Task prompt: Look through the records below and give the number of lines holding the string "others", nothing more.

The data:
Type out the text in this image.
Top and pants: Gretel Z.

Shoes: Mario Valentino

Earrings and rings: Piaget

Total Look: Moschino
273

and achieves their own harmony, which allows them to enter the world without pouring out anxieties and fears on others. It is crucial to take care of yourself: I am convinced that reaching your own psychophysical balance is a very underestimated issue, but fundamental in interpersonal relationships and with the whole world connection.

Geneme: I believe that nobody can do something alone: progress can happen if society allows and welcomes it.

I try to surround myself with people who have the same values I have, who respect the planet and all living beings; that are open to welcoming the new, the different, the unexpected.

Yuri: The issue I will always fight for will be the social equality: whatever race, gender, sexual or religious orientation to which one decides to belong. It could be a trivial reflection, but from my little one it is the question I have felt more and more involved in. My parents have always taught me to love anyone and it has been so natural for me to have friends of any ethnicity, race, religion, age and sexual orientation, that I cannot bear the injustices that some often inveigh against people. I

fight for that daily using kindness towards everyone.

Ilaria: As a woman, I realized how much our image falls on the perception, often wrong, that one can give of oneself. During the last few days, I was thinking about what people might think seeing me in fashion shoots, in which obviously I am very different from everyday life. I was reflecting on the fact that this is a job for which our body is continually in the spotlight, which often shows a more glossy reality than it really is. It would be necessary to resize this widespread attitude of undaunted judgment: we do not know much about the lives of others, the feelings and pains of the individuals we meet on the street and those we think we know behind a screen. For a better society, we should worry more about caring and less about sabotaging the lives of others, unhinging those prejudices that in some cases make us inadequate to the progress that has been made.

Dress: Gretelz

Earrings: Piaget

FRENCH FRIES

...

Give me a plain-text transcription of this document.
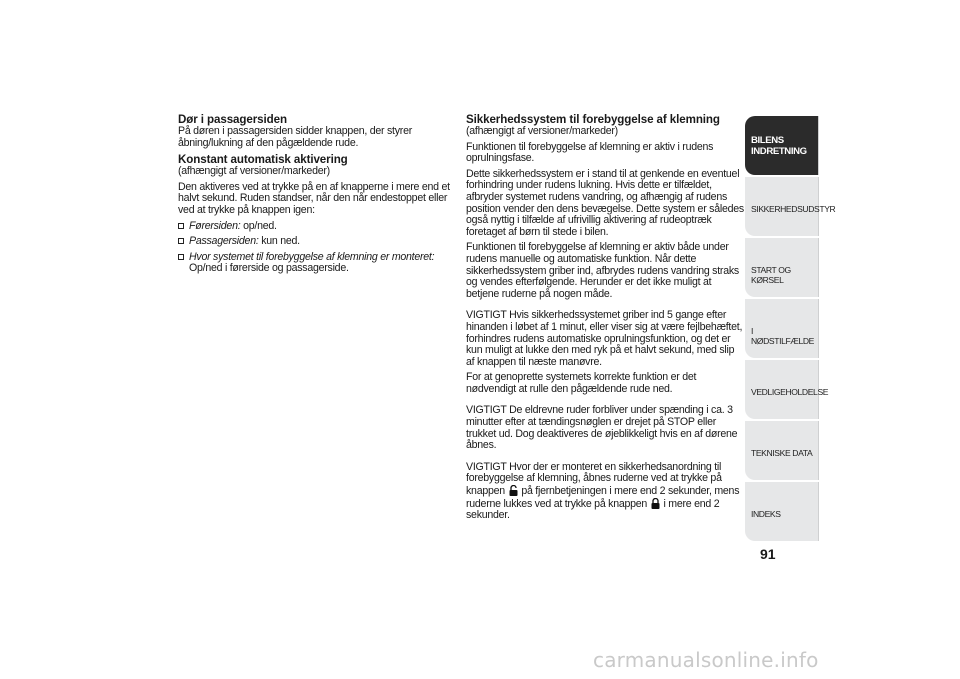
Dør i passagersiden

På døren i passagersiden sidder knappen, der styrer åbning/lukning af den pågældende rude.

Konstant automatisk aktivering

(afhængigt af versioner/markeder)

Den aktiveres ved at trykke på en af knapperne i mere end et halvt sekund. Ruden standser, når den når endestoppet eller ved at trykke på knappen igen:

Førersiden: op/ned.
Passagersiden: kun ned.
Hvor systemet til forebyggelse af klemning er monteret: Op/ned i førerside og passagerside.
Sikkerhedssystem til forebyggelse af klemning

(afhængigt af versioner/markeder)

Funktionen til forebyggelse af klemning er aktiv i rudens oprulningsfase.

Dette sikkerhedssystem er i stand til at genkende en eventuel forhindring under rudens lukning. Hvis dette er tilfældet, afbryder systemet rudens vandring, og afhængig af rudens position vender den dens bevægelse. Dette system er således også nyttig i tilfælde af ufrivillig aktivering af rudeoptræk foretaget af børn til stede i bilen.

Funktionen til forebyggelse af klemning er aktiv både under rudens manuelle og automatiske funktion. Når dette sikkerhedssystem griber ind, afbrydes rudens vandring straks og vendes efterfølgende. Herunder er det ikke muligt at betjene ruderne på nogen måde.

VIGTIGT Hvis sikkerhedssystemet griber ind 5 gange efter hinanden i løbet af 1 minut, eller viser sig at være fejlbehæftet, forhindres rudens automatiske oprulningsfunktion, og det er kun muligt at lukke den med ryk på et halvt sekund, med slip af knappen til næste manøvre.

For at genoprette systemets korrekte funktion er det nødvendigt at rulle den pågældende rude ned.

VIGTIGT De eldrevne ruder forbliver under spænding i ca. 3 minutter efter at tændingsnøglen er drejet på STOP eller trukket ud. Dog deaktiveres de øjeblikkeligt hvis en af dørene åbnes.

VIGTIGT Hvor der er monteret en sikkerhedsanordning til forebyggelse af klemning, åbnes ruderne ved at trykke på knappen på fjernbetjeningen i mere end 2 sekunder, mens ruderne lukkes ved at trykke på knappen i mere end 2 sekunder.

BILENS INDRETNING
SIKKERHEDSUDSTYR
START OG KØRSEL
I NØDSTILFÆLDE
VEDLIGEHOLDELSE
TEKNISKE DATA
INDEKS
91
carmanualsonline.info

Result: 2